_GIVEN PROBLEM_.
Set all the material down again unchanged, without the pictures.

(Collected data)
________________________
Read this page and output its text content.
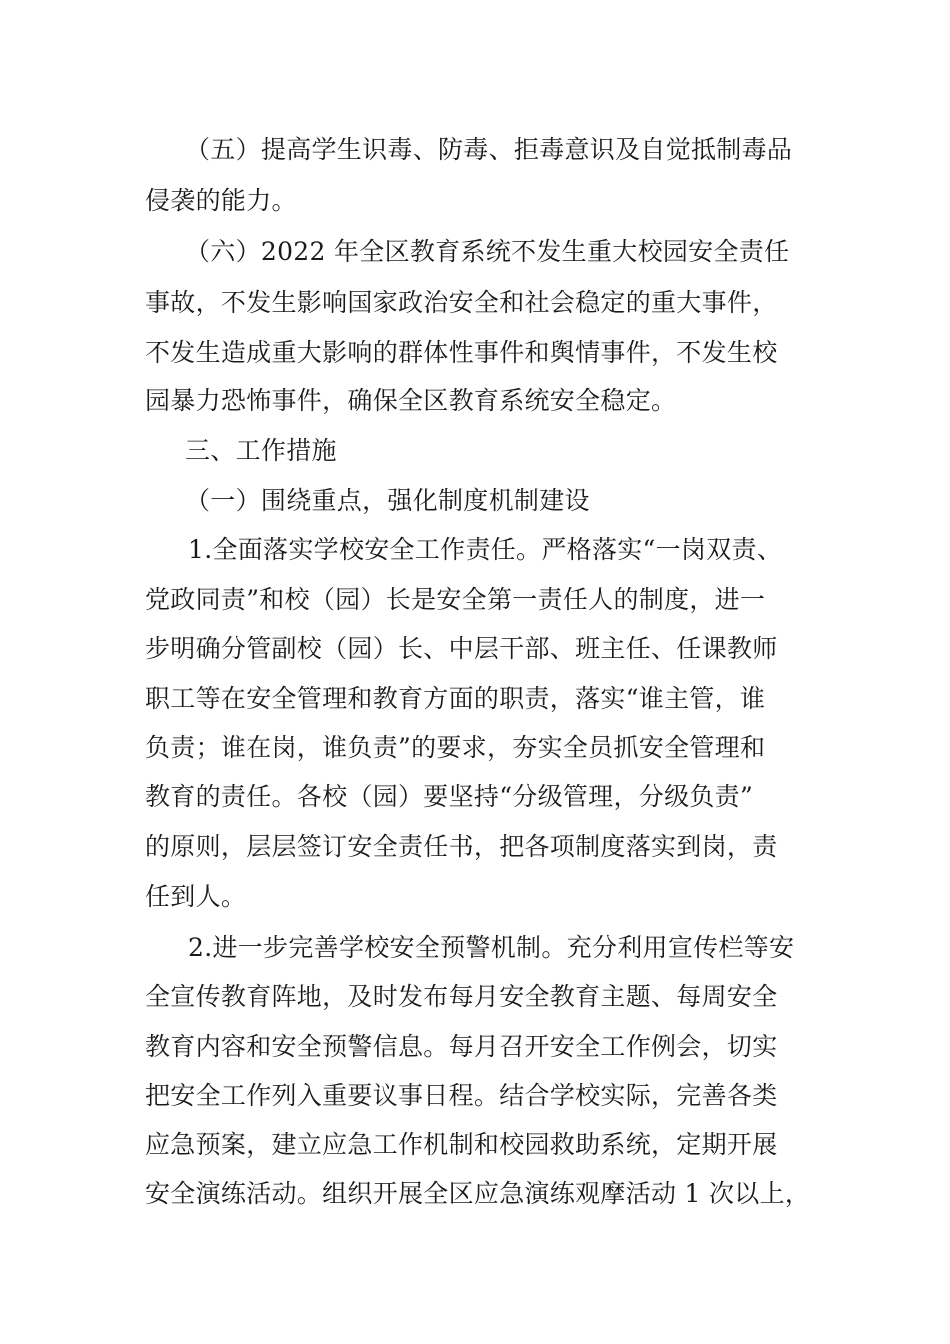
（五）提高学生识毒、防毒、拒毒意识及自觉抵制毒品
侵袭的能力。
（六）2022 年全区教育系统不发生重大校园安全责任
事故，不发生影响国家政治安全和社会稳定的重大事件，
不发生造成重大影响的群体性事件和舆情事件，不发生校
园暴力恐怖事件，确保全区教育系统安全稳定。
三、工作措施
（一）围绕重点，强化制度机制建设
1.全面落实学校安全工作责任。严格落实“一岗双责、
党政同责”和校（园）长是安全第一责任人的制度，进一
步明确分管副校（园）长、中层干部、班主任、任课教师
职工等在安全管理和教育方面的职责，落实“谁主管，谁
负责；谁在岗，谁负责”的要求，夯实全员抓安全管理和
教育的责任。各校（园）要坚持“分级管理，分级负责”
的原则，层层签订安全责任书，把各项制度落实到岗，责
任到人。
2.进一步完善学校安全预警机制。充分利用宣传栏等安
全宣传教育阵地，及时发布每月安全教育主题、每周安全
教育内容和安全预警信息。每月召开安全工作例会，切实
把安全工作列入重要议事日程。结合学校实际，完善各类
应急预案，建立应急工作机制和校园救助系统，定期开展
安全演练活动。组织开展全区应急演练观摩活动 1 次以上，
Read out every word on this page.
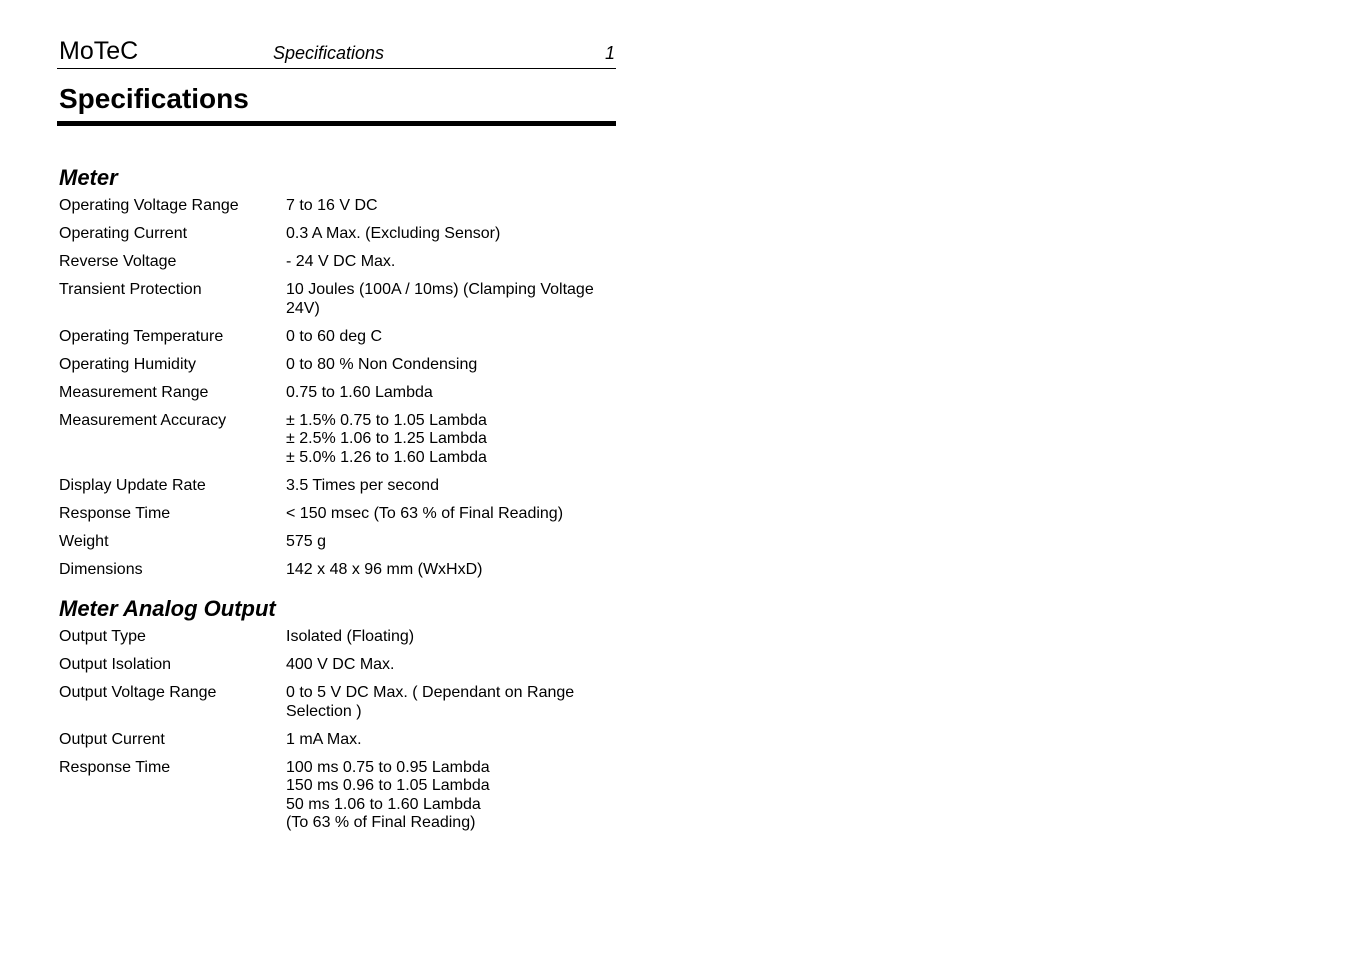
MoTeC	Specifications	1
Specifications
Meter
Operating Voltage Range	7 to 16 V DC
Operating Current	0.3 A Max. (Excluding Sensor)
Reverse Voltage	- 24 V DC Max.
Transient Protection	10 Joules (100A / 10ms) (Clamping Voltage
24V)
Operating Temperature	0 to 60 deg C
Operating Humidity	0 to 80 % Non Condensing
Measurement Range	0.75 to 1.60 Lambda
Measurement Accuracy	± 1.5% 0.75 to 1.05 Lambda
± 2.5% 1.06 to 1.25 Lambda
± 5.0% 1.26 to 1.60 Lambda
Display Update Rate	3.5 Times per second
Response Time	< 150 msec (To 63 % of Final Reading)
Weight	575 g
Dimensions	142 x 48 x 96 mm (WxHxD)
Meter Analog Output
Output Type	Isolated (Floating)
Output Isolation	400 V DC Max.
Output Voltage Range	0 to 5 V DC Max. ( Dependant on Range
Selection )
Output Current	1 mA Max.
Response Time	100 ms 0.75 to 0.95 Lambda
150 ms 0.96 to 1.05 Lambda
50 ms 1.06 to 1.60 Lambda
(To 63 % of Final Reading)
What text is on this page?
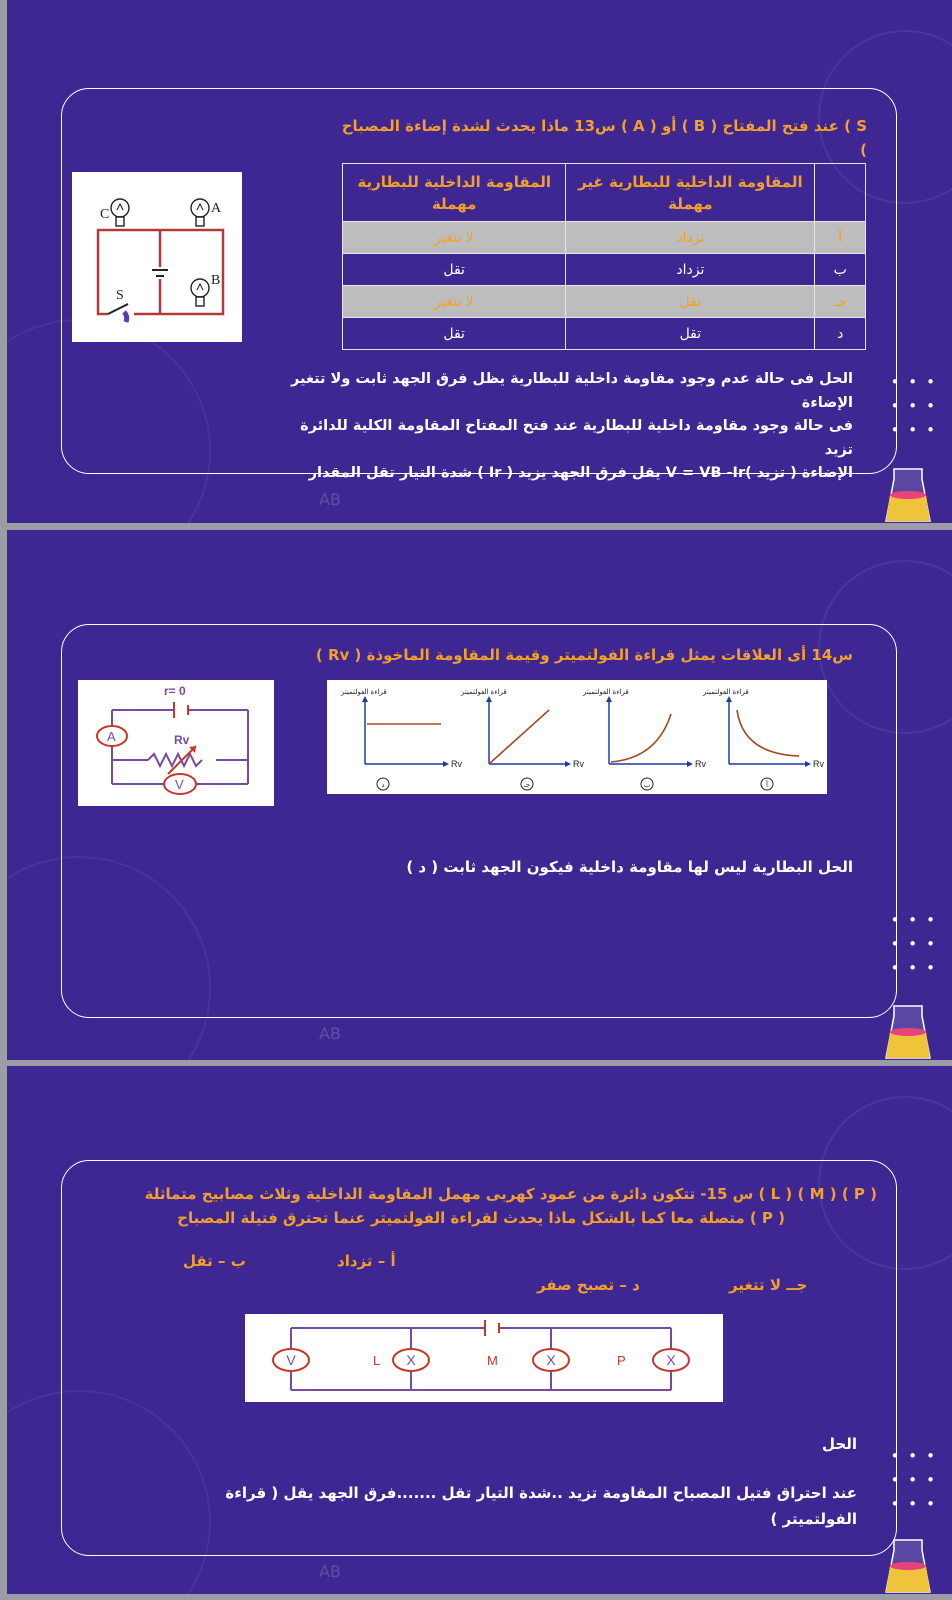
•••
•••
•••
AB
S ) عند فتح المفتاح ( B ) أو ( A ) س13 ماذا يحدث لشدة إضاءة المصباح
)
C	A
B
S
	المقاومة الداخلية للبطارية غير مهملة	المقاومة الداخلية للبطارية مهملة
أ	تزداد	لا تتغير
ب	تزداد	تقل
جـ	تقل	لا تتغير
د	تقل	تقل
الحل فى حالة عدم وجود مقاومة داخلية للبطارية يظل فرق الجهد ثابت ولا تتغير
الإضاءة
فى حالة وجود مقاومة داخلية للبطارية عند فتح المفتاح المقاومة الكلية للدائرة
تزيد
الإضاءة ( تزيد )V = VB -Ir يقل فرق الجهد يزيد ( Ir ) شدة التيار تقل المقدار
•••
•••
•••
AB
س14 أى العلاقات يمثل قراءة الفولتميتر وقيمة المقاومة الماخوذة ( Rv )
r= 0
A	Rv
V
قراءة الفولتميتر
Rv
د
قراءة الفولتميتر
Rv
جـ
قراءة الفولتميتر
Rv
ب
قراءة الفولتميتر
Rv
أ
الحل البطارية ليس لها مقاومة داخلية فيكون الجهد ثابت ( د )
•••
•••
•••
AB
( P ) ( M ) ( L ) س 15- تتكون دائرة من عمود كهربى مهمل المقاومة الداخلية وثلاث مصابيح متماثلة
( P ) متصلة معا كما بالشكل ماذا يحدث لقراءة الفولتميتر عنما تحترق فتيلة المصباح
أ – تزداد
ب – تقل
جــ لا تتغير
د – تصبح صفر
V	X	X	X
L	M	P
الحل
عند احتراق فتيل المصباح المقاومة تزيد ..شدة التيار تقل .......فرق الجهد يقل ( قراءة
الفولتميتر )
________________________
_WRITTEN ANSWER_.
Read this page and output its text content.
（五）提高学生识毒、防毒、拒毒意识及自觉抵制毒品
侵袭的能力。
（六）2022 年全区教育系统不发生重大校园安全责任
事故，不发生影响国家政治安全和社会稳定的重大事件，
不发生造成重大影响的群体性事件和舆情事件，不发生校
园暴力恐怖事件，确保全区教育系统安全稳定。
三、工作措施
（一）围绕重点，强化制度机制建设
1.全面落实学校安全工作责任。严格落实“一岗双责、
党政同责”和校（园）长是安全第一责任人的制度，进一
步明确分管副校（园）长、中层干部、班主任、任课教师
职工等在安全管理和教育方面的职责，落实“谁主管，谁
负责；谁在岗，谁负责”的要求，夯实全员抓安全管理和
教育的责任。各校（园）要坚持“分级管理，分级负责”
的原则，层层签订安全责任书，把各项制度落实到岗，责
任到人。
2.进一步完善学校安全预警机制。充分利用宣传栏等安
全宣传教育阵地，及时发布每月安全教育主题、每周安全
教育内容和安全预警信息。每月召开安全工作例会，切实
把安全工作列入重要议事日程。结合学校实际，完善各类
应急预案，建立应急工作机制和校园救助系统，定期开展
安全演练活动。组织开展全区应急演练观摩活动 1 次以上，
Read out every word on this page.
MoTeC	Specifications	1
Specifications
Meter
Operating Voltage Range	7 to 16 V DC
Operating Current	0.3 A Max. (Excluding Sensor)
Reverse Voltage	- 24 V DC Max.
Transient Protection	10 Joules (100A / 10ms) (Clamping Voltage
24V)
Operating Temperature	0 to 60 deg C
Operating Humidity	0 to 80 % Non Condensing
Measurement Range	0.75 to 1.60 Lambda
Measurement Accuracy	± 1.5% 0.75 to 1.05 Lambda
± 2.5% 1.06 to 1.25 Lambda
± 5.0% 1.26 to 1.60 Lambda
Display Update Rate	3.5 Times per second
Response Time	< 150 msec (To 63 % of Final Reading)
Weight	575 g
Dimensions	142 x 48 x 96 mm (WxHxD)
Meter Analog Output
Output Type	Isolated (Floating)
Output Isolation	400 V DC Max.
Output Voltage Range	0 to 5 V DC Max. ( Dependant on Range
Selection )
Output Current	1 mA Max.
Response Time	100 ms 0.75 to 0.95 Lambda
150 ms 0.96 to 1.05 Lambda
50 ms 1.06 to 1.60 Lambda
(To 63 % of Final Reading)
What text is on this page?
•••
•••
•••
AB
S ) عند فتح المفتاح ( B ) أو ( A ) س13 ماذا يحدث لشدة إضاءة المصباح
)
C	A
B
S
	المقاومة الداخلية للبطارية غير مهملة	المقاومة الداخلية للبطارية مهملة
أ	تزداد	لا تتغير
ب	تزداد	تقل
جـ	تقل	لا تتغير
د	تقل	تقل
الحل فى حالة عدم وجود مقاومة داخلية للبطارية يظل فرق الجهد ثابت ولا تتغير
الإضاءة
فى حالة وجود مقاومة داخلية للبطارية عند فتح المفتاح المقاومة الكلية للدائرة
تزيد
الإضاءة ( تزيد )V = VB -Ir يقل فرق الجهد يزيد ( Ir ) شدة التيار تقل المقدار
•••
•••
•••
AB
س14 أى العلاقات يمثل قراءة الفولتميتر وقيمة المقاومة الماخوذة ( Rv )
r= 0
A	Rv
V
قراءة الفولتميتر
Rv
د
قراءة الفولتميتر
Rv
جـ
قراءة الفولتميتر
Rv
ب
قراءة الفولتميتر
Rv
أ
الحل البطارية ليس لها مقاومة داخلية فيكون الجهد ثابت ( د )
•••
•••
•••
AB
( P ) ( M ) ( L ) س 15- تتكون دائرة من عمود كهربى مهمل المقاومة الداخلية وثلاث مصابيح متماثلة
( P ) متصلة معا كما بالشكل ماذا يحدث لقراءة الفولتميتر عنما تحترق فتيلة المصباح
أ – تزداد
ب – تقل
جــ لا تتغير
د – تصبح صفر
V	X	X	X
L	M	P
الحل
عند احتراق فتيل المصباح المقاومة تزيد ..شدة التيار تقل .......فرق الجهد يقل ( قراءة
الفولتميتر )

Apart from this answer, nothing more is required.